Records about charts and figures
* start *
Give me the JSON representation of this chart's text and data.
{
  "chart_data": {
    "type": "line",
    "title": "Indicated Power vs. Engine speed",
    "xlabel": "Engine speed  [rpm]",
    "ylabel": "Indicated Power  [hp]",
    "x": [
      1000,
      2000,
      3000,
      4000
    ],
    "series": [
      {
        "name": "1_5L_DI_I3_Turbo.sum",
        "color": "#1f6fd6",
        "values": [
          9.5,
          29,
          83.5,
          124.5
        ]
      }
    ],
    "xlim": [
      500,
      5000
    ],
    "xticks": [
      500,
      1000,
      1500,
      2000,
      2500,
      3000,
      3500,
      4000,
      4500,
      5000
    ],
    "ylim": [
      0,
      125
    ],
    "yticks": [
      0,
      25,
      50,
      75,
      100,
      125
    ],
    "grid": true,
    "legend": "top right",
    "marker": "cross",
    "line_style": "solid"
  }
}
* end *
What the exercise asks
Scan the listing above. Collect all lines with the word "speed".

Result of this task
    "title": "Indicated Power vs. Engine speed",
    "xlabel": "Engine speed  [rpm]",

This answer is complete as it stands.